_Required work_: The listing below should be printed exactly, every line of it. Skip the pictures.

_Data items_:

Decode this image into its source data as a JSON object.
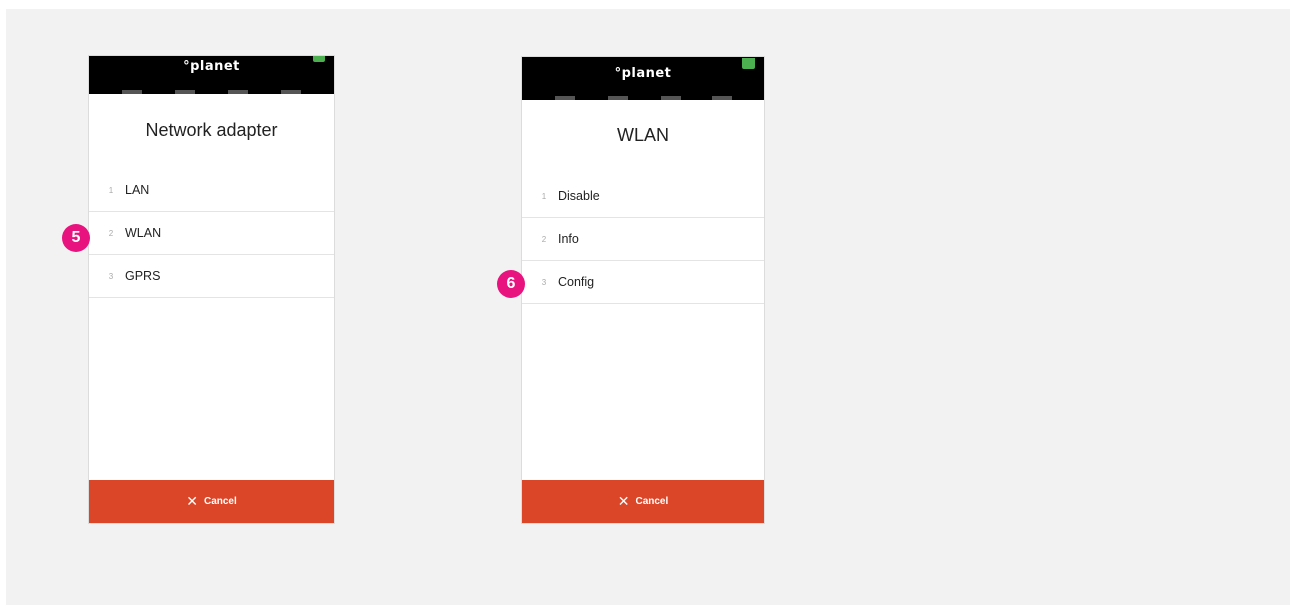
{
  "screens": [
    {
      "brand": "°planet",
      "title": "Network adapter",
      "items": [
        {
          "num": "1",
          "label": "LAN"
        },
        {
          "num": "2",
          "label": "WLAN"
        },
        {
          "num": "3",
          "label": "GPRS"
        }
      ],
      "cancel_label": "Cancel",
      "cancel_icon": "close-icon",
      "step_badge": "5"
    },
    {
      "brand": "°planet",
      "title": "WLAN",
      "items": [
        {
          "num": "1",
          "label": "Disable"
        },
        {
          "num": "2",
          "label": "Info"
        },
        {
          "num": "3",
          "label": "Config"
        }
      ],
      "cancel_label": "Cancel",
      "cancel_icon": "close-icon",
      "step_badge": "6"
    }
  ],
  "colors": {
    "cancel_bg": "#dc4628",
    "badge_bg": "#e8137f",
    "topbar_bg": "#000000",
    "battery": "#4caf50"
  }
}
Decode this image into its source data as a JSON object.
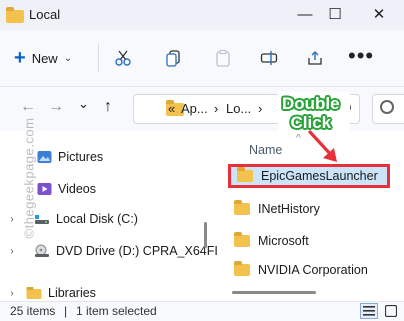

_Output for this task_:
Decode this image into its source data as a JSON object.
{
  "screens": [
    {
      "brand": "°planet",
      "title": "Network adapter",
      "items": [
        {
          "num": "1",
          "label": "LAN"
        },
        {
          "num": "2",
          "label": "WLAN"
        },
        {
          "num": "3",
          "label": "GPRS"
        }
      ],
      "cancel_label": "Cancel",
      "cancel_icon": "close-icon",
      "step_badge": "5"
    },
    {
      "brand": "°planet",
      "title": "WLAN",
      "items": [
        {
          "num": "1",
          "label": "Disable"
        },
        {
          "num": "2",
          "label": "Info"
        },
        {
          "num": "3",
          "label": "Config"
        }
      ],
      "cancel_label": "Cancel",
      "cancel_icon": "close-icon",
      "step_badge": "6"
    }
  ],
  "colors": {
    "cancel_bg": "#dc4628",
    "badge_bg": "#e8137f",
    "topbar_bg": "#000000",
    "battery": "#4caf50"
  }
}
Decode this image into its source data as a JSON object.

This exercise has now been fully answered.